Stored items from a collection
----

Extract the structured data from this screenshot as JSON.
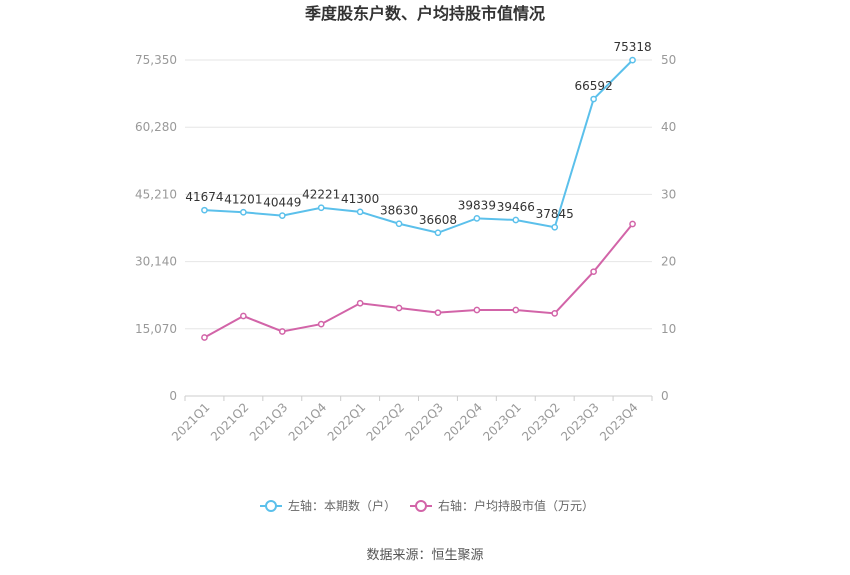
{
  "chart_data": {
    "type": "line",
    "title": "季度股东户数、户均持股市值情况",
    "categories": [
      "2021Q1",
      "2021Q2",
      "2021Q3",
      "2021Q4",
      "2022Q1",
      "2022Q2",
      "2022Q3",
      "2022Q4",
      "2023Q1",
      "2023Q2",
      "2023Q3",
      "2023Q4"
    ],
    "left_axis": {
      "ylim": [
        0,
        75350
      ],
      "ticks": [
        "0",
        "15,070",
        "30,140",
        "45,210",
        "60,280",
        "75,350"
      ]
    },
    "right_axis": {
      "ylim": [
        0,
        50
      ],
      "ticks": [
        "0",
        "10",
        "20",
        "30",
        "40",
        "50"
      ]
    },
    "series": [
      {
        "name": "左轴：本期数（户）",
        "axis": "left",
        "color": "#5bc0eb",
        "values": [
          41674,
          41201,
          40449,
          42221,
          41300,
          38630,
          36608,
          39839,
          39466,
          37845,
          66592,
          75318
        ],
        "labels": [
          "41674",
          "41201",
          "40449",
          "42221",
          "41300",
          "38630",
          "36608",
          "39839",
          "39466",
          "37845",
          "66592",
          "75318"
        ]
      },
      {
        "name": "右轴：户均持股市值（万元）",
        "axis": "right",
        "color": "#d264a8",
        "values": [
          8.7,
          11.9,
          9.6,
          10.7,
          13.8,
          13.1,
          12.4,
          12.8,
          12.8,
          12.3,
          18.5,
          25.6
        ]
      }
    ],
    "grid": true,
    "legend_position": "bottom"
  },
  "source": "数据来源：恒生聚源"
}
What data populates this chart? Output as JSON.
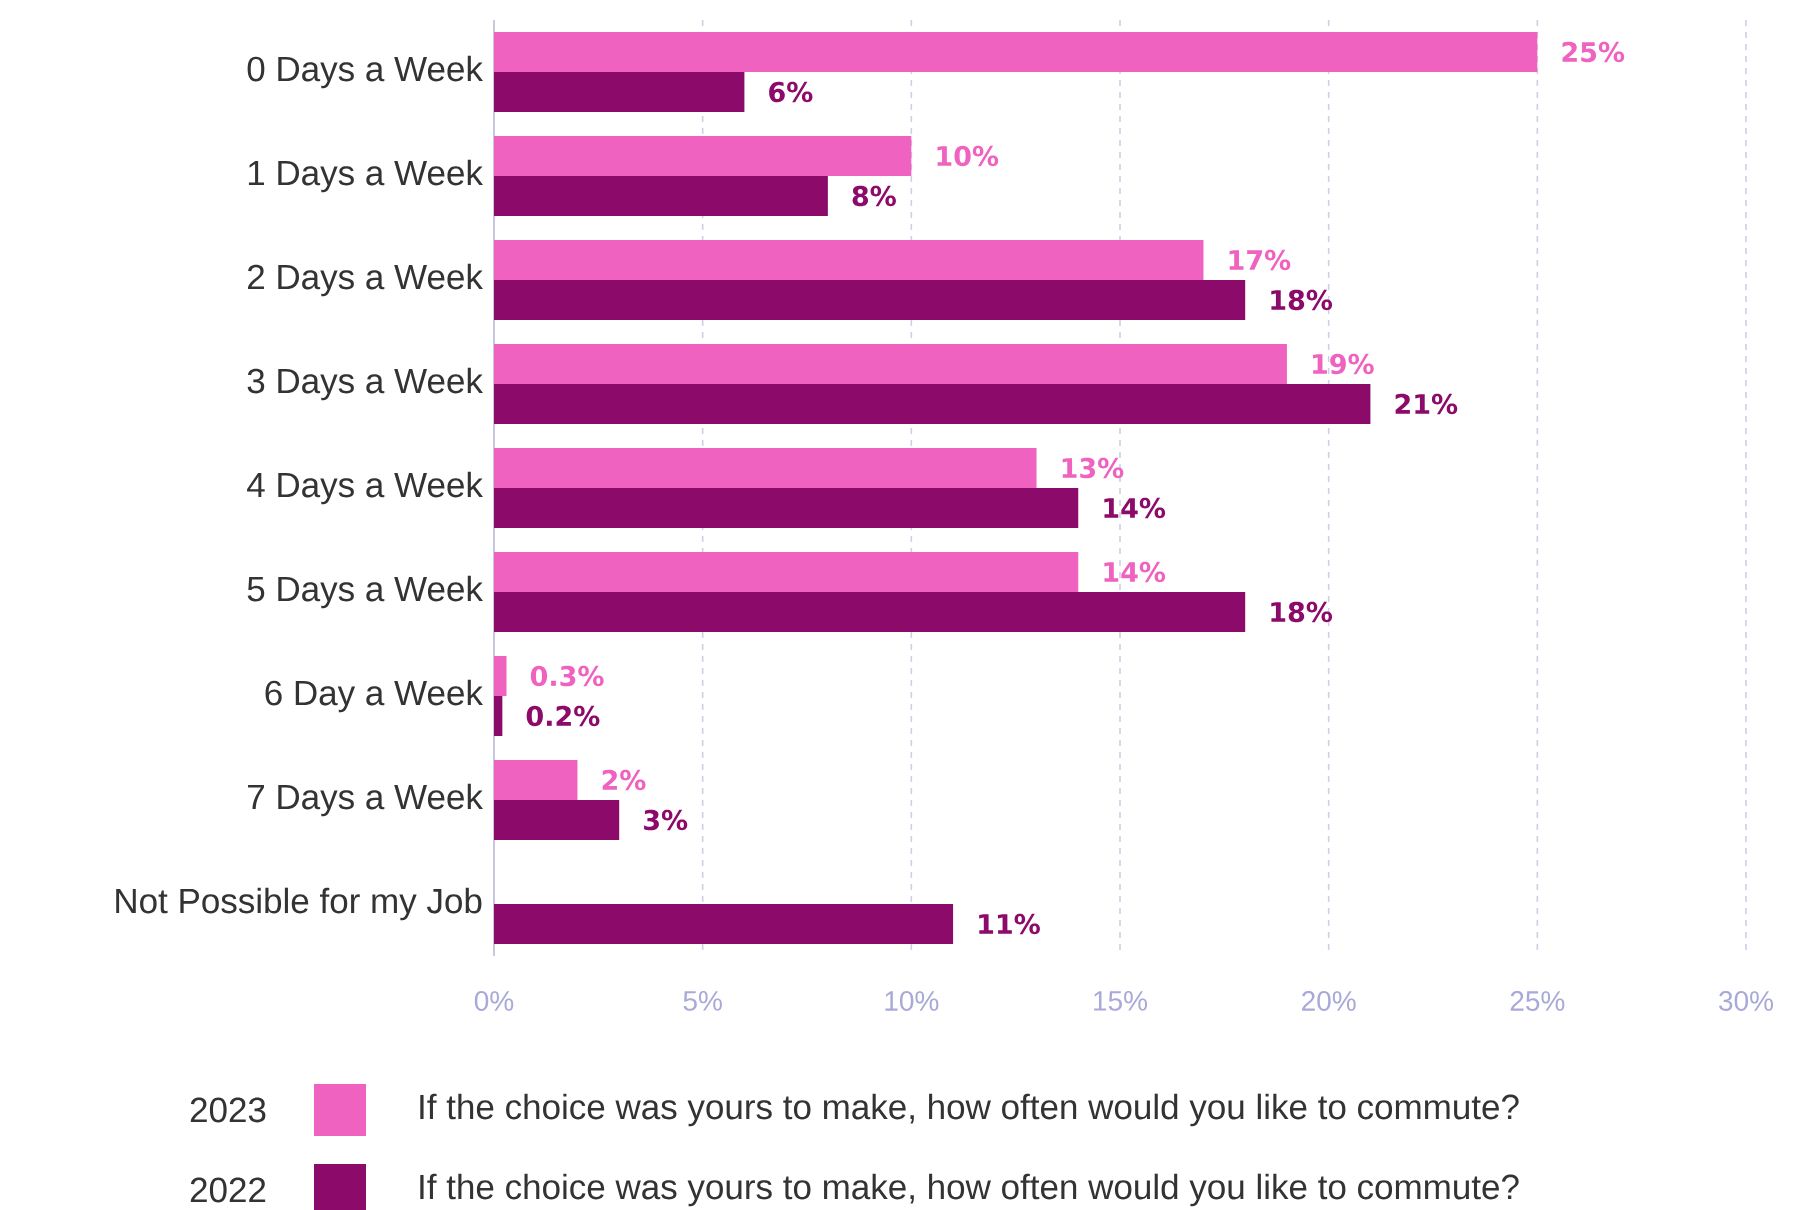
{
  "chart_data": {
    "type": "bar",
    "orientation": "horizontal",
    "categories": [
      "0 Days a Week",
      "1 Days a Week",
      "2 Days a Week",
      "3 Days a Week",
      "4 Days a Week",
      "5 Days a Week",
      "6 Day a Week",
      "7 Days a Week",
      "Not Possible for my Job"
    ],
    "series": [
      {
        "name": "2023",
        "color": "#f062c0",
        "values": [
          25,
          10,
          17,
          19,
          13,
          14,
          0.3,
          2,
          null
        ],
        "value_labels": [
          "25%",
          "10%",
          "17%",
          "19%",
          "13%",
          "14%",
          "0.3%",
          "2%",
          null
        ]
      },
      {
        "name": "2022",
        "color": "#8b0a6a",
        "values": [
          6,
          8,
          18,
          21,
          14,
          18,
          0.2,
          3,
          11
        ],
        "value_labels": [
          "6%",
          "8%",
          "18%",
          "21%",
          "14%",
          "18%",
          "0.2%",
          "3%",
          "11%"
        ]
      }
    ],
    "xlim": [
      0,
      30
    ],
    "xticks": [
      {
        "value": 0,
        "label": "0%"
      },
      {
        "value": 5,
        "label": "5%"
      },
      {
        "value": 10,
        "label": "10%"
      },
      {
        "value": 15,
        "label": "15%"
      },
      {
        "value": 20,
        "label": "20%"
      },
      {
        "value": 25,
        "label": "25%"
      },
      {
        "value": 30,
        "label": "30%"
      }
    ],
    "grid": "x",
    "legend": "bottom",
    "annotations": [
      "If the choice was yours to make, how often would you like to commute?",
      "If the choice was yours to make, how often would you like to commute?"
    ]
  }
}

----

Extract from the data every line where "often" shows up.

      "If the choice was yours to make, how often would you like to commute?",
      "If the choice was yours to make, how often would you like to commute?"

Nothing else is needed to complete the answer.